Element location data:
-----

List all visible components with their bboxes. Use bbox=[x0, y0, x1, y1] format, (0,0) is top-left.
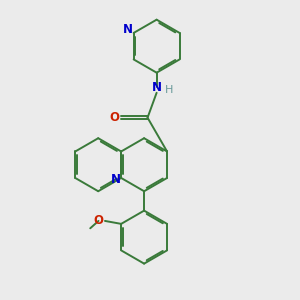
Text: O: O bbox=[110, 111, 120, 124]
Text: H: H bbox=[165, 85, 173, 95]
Text: O: O bbox=[94, 214, 103, 227]
Text: N: N bbox=[111, 173, 121, 186]
Text: N: N bbox=[123, 23, 134, 37]
Text: N: N bbox=[152, 81, 162, 94]
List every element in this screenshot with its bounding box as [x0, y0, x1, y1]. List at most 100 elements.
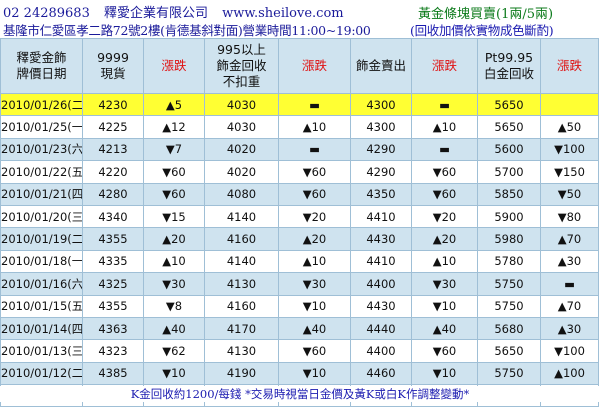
table-row: 2010/01/20(三) 4340 ▼15 4140 ▼20 4410 ▼20 5900 ▼8… — [0, 204, 599, 229]
sell-change-cell: ▬ — [411, 92, 478, 117]
date-cell: 2010/01/21(四) — [0, 182, 83, 206]
recycle-change-cell: ▼30 — [278, 272, 351, 296]
column-header: 995以上 飾金回收 不扣重 — [204, 38, 279, 94]
column-header: 漲跌 — [143, 38, 205, 94]
header: 02 24289683 釋愛企業有限公司 www.sheilove.com 基隆… — [0, 0, 600, 38]
spot-change-cell: ▲5 — [143, 92, 205, 117]
date-cell: 2010/01/14(四) — [0, 316, 83, 341]
recycle-change-cell: ▼10 — [278, 361, 351, 386]
recycle-price-cell: 4160 — [204, 227, 279, 251]
spot-price-cell: 4225 — [82, 115, 144, 139]
sell-price-cell: 4440 — [350, 316, 412, 341]
platinum-change-cell: ▲70 — [540, 294, 599, 318]
recycle-price-cell: 4140 — [204, 204, 279, 229]
platinum-change-cell: ▲100 — [540, 361, 599, 386]
sell-price-cell: 4350 — [350, 182, 412, 206]
table-row: 2010/01/19(二) 4355 ▲20 4160 ▲20 4430 ▲20 5980 ▲7… — [0, 227, 599, 251]
spot-change-cell: ▲10 — [143, 249, 205, 274]
column-header: 漲跌 — [411, 38, 478, 94]
sell-change-cell: ▼30 — [411, 272, 478, 296]
date-cell: 2010/01/22(五) — [0, 160, 83, 184]
platinum-price-cell: 5650 — [477, 339, 541, 363]
company-name: 釋愛企業有限公司 — [103, 6, 208, 21]
platinum-price-cell: 5700 — [477, 160, 541, 184]
sell-change-cell: ▼20 — [411, 204, 478, 229]
column-header: Pt99.95 白金回收 — [477, 38, 541, 94]
sell-price-cell: 4430 — [350, 227, 412, 251]
recycle-note: (回收加價依實物成色斷酌) — [410, 23, 554, 38]
platinum-change-cell: ▲70 — [540, 227, 599, 251]
column-header: 漲跌 — [540, 38, 599, 94]
date-cell: 2010/01/18(一) — [0, 249, 83, 274]
sell-price-cell: 4430 — [350, 294, 412, 318]
platinum-change-cell: ▬ — [540, 272, 599, 296]
platinum-change-cell: ▲30 — [540, 316, 599, 341]
platinum-change-cell: ▼80 — [540, 204, 599, 229]
platinum-change-cell — [540, 92, 599, 117]
spot-price-cell: 4363 — [82, 316, 144, 341]
spot-price-cell: 4220 — [82, 160, 144, 184]
recycle-change-cell: ▲20 — [278, 227, 351, 251]
table-row: 2010/01/12(二) 4385 ▼10 4190 ▼10 4460 ▼10 5750 ▲1… — [0, 361, 599, 386]
spot-change-cell: ▼8 — [143, 294, 205, 318]
date-cell: 2010/01/15(五) — [0, 294, 83, 318]
sell-price-cell: 4400 — [350, 339, 412, 363]
table-row: 2010/01/15(五) 4355 ▼8 4160 ▼10 4430 ▼10 5750 ▲70 — [0, 294, 599, 318]
sell-price-cell: 4460 — [350, 361, 412, 386]
platinum-change-cell: ▼150 — [540, 160, 599, 184]
date-cell: 2010/01/13(三) — [0, 339, 83, 363]
address-hours: 基隆市仁愛區孝二路72號2樓(肯德基斜對面)營業時間11:00~19:00 — [3, 23, 371, 38]
table-row: 2010/01/18(一) 4335 ▲10 4140 ▲10 4410 ▲10 5780 ▲3… — [0, 249, 599, 274]
platinum-change-cell: ▼100 — [540, 339, 599, 363]
price-table: 釋愛金飾 牌價日期 9999 現貨 漲跌 995以上 飾金回收 不扣重 漲跌 飾金賣出 漲跌 Pt99… — [0, 38, 599, 407]
recycle-change-cell: ▼10 — [278, 294, 351, 318]
recycle-change-cell: ▼60 — [278, 182, 351, 206]
sell-price-cell: 4400 — [350, 272, 412, 296]
date-cell: 2010/01/20(三) — [0, 204, 83, 229]
recycle-price-cell: 4130 — [204, 339, 279, 363]
sell-change-cell: ▲40 — [411, 316, 478, 341]
spot-change-cell: ▼60 — [143, 160, 205, 184]
platinum-price-cell: 5650 — [477, 92, 541, 117]
spot-change-cell: ▼10 — [143, 361, 205, 386]
sell-price-cell: 4290 — [350, 160, 412, 184]
sell-change-cell: ▼60 — [411, 339, 478, 363]
spot-change-cell: ▼30 — [143, 272, 205, 296]
spot-price-cell: 4340 — [82, 204, 144, 229]
spot-price-cell: 4323 — [82, 339, 144, 363]
table-row: 2010/01/25(一) 4225 ▲12 4030 ▲10 4300 ▲10 5650 ▲5… — [0, 115, 599, 139]
platinum-change-cell: ▲30 — [540, 249, 599, 274]
website-link[interactable]: www.sheilove.com — [222, 6, 344, 21]
sell-change-cell: ▲20 — [411, 227, 478, 251]
sell-change-cell: ▼10 — [411, 294, 478, 318]
recycle-change-cell: ▼20 — [278, 204, 351, 229]
platinum-price-cell: 5680 — [477, 316, 541, 341]
date-cell: 2010/01/12(二) — [0, 361, 83, 386]
table-row: 2010/01/26(二) 4230 ▲5 4030 ▬ 4300 ▬ 5650 — [0, 92, 599, 117]
spot-change-cell: ▲40 — [143, 316, 205, 341]
sell-change-cell: ▬ — [411, 137, 478, 162]
recycle-change-cell: ▲10 — [278, 115, 351, 139]
recycle-price-cell: 4080 — [204, 182, 279, 206]
spot-change-cell: ▲20 — [143, 227, 205, 251]
spot-change-cell: ▼7 — [143, 137, 205, 162]
table-body: 2010/01/26(二) 4230 ▲5 4030 ▬ 4300 ▬ 5650 2010/01… — [0, 92, 599, 407]
date-cell: 2010/01/16(六) — [0, 272, 83, 296]
table-row: 2010/01/14(四) 4363 ▲40 4170 ▲40 4440 ▲40 5680 ▲3… — [0, 316, 599, 341]
sell-price-cell: 4290 — [350, 137, 412, 162]
platinum-price-cell: 5900 — [477, 204, 541, 229]
column-header: 漲跌 — [278, 38, 351, 94]
footer-note: K金回收約1200/每錢 *交易時視當日金價及黃K或白K作調整變動* — [0, 386, 600, 402]
table-row: 2010/01/22(五) 4220 ▼60 4020 ▼60 4290 ▼60 5700 ▼1… — [0, 160, 599, 184]
table-row: 2010/01/21(四) 4280 ▼60 4080 ▼60 4350 ▼60 5850 ▼5… — [0, 182, 599, 206]
spot-price-cell: 4230 — [82, 92, 144, 117]
recycle-price-cell: 4160 — [204, 294, 279, 318]
date-cell: 2010/01/19(二) — [0, 227, 83, 251]
recycle-price-cell: 4130 — [204, 272, 279, 296]
spot-change-cell: ▼15 — [143, 204, 205, 229]
sell-change-cell: ▲10 — [411, 249, 478, 274]
date-cell: 2010/01/25(一) — [0, 115, 83, 139]
spot-price-cell: 4355 — [82, 227, 144, 251]
platinum-price-cell: 5600 — [477, 137, 541, 162]
spot-price-cell: 4385 — [82, 361, 144, 386]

-----

Aim: Count the lines in the records above that contain the string "釋愛企業有限公司", treating case as significant, and give only the number.

Solution: 2